» **Given problem**
Repeat exactly each line of the data provided below.

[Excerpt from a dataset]

───

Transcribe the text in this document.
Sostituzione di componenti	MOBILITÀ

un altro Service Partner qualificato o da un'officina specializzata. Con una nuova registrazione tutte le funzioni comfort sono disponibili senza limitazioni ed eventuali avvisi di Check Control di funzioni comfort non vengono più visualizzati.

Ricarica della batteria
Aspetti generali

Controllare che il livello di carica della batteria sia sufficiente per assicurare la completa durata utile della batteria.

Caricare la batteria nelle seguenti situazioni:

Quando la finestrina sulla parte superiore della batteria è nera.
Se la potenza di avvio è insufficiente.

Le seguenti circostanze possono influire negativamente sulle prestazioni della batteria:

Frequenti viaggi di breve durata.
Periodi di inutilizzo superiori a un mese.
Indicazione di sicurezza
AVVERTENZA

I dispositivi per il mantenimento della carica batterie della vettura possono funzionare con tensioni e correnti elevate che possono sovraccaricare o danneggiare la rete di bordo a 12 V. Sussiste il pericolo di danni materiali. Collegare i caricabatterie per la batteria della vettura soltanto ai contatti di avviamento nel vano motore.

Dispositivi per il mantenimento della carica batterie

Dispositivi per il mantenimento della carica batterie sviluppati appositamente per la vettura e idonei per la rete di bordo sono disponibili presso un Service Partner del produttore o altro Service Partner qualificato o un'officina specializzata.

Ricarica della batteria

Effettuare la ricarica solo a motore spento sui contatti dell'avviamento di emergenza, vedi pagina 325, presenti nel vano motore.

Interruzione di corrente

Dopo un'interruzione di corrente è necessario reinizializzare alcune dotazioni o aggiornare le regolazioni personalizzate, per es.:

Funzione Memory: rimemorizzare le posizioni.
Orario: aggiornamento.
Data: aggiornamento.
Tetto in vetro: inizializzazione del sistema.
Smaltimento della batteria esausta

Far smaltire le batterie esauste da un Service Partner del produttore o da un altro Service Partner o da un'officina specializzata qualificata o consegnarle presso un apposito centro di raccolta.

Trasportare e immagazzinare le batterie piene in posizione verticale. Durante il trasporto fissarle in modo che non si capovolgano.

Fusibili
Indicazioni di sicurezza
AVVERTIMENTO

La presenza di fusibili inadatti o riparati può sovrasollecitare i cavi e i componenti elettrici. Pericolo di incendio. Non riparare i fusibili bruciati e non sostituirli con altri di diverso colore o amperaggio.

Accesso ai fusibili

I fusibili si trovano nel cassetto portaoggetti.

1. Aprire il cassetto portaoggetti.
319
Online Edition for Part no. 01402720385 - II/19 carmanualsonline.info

───

» **Written response**
Transcribe the text in this document.
Sostituzione di componenti	MOBILITÀ

un altro Service Partner qualificato o da un'officina specializzata. Con una nuova registrazione tutte le funzioni comfort sono disponibili senza limitazioni ed eventuali avvisi di Check Control di funzioni comfort non vengono più visualizzati.

Ricarica della batteria
Aspetti generali

Controllare che il livello di carica della batteria sia sufficiente per assicurare la completa durata utile della batteria.

Caricare la batteria nelle seguenti situazioni:

Quando la finestrina sulla parte superiore della batteria è nera.
Se la potenza di avvio è insufficiente.

Le seguenti circostanze possono influire negativamente sulle prestazioni della batteria:

Frequenti viaggi di breve durata.
Periodi di inutilizzo superiori a un mese.
Indicazione di sicurezza
AVVERTENZA

I dispositivi per il mantenimento della carica batterie della vettura possono funzionare con tensioni e correnti elevate che possono sovraccaricare o danneggiare la rete di bordo a 12 V. Sussiste il pericolo di danni materiali. Collegare i caricabatterie per la batteria della vettura soltanto ai contatti di avviamento nel vano motore.

Dispositivi per il mantenimento della carica batterie

Dispositivi per il mantenimento della carica batterie sviluppati appositamente per la vettura e idonei per la rete di bordo sono disponibili presso un Service Partner del produttore o altro Service Partner qualificato o un'officina specializzata.

Ricarica della batteria

Effettuare la ricarica solo a motore spento sui contatti dell'avviamento di emergenza, vedi pagina 325, presenti nel vano motore.

Interruzione di corrente

Dopo un'interruzione di corrente è necessario reinizializzare alcune dotazioni o aggiornare le regolazioni personalizzate, per es.:

Funzione Memory: rimemorizzare le posizioni.
Orario: aggiornamento.
Data: aggiornamento.
Tetto in vetro: inizializzazione del sistema.
Smaltimento della batteria esausta

Far smaltire le batterie esauste da un Service Partner del produttore o da un altro Service Partner o da un'officina specializzata qualificata o consegnarle presso un apposito centro di raccolta.

Trasportare e immagazzinare le batterie piene in posizione verticale. Durante il trasporto fissarle in modo che non si capovolgano.

Fusibili
Indicazioni di sicurezza
AVVERTIMENTO

La presenza di fusibili inadatti o riparati può sovrasollecitare i cavi e i componenti elettrici. Pericolo di incendio. Non riparare i fusibili bruciati e non sostituirli con altri di diverso colore o amperaggio.

Accesso ai fusibili

I fusibili si trovano nel cassetto portaoggetti.

1. Aprire il cassetto portaoggetti.
319
Online Edition for Part no. 01402720385 - II/19 carmanualsonline.info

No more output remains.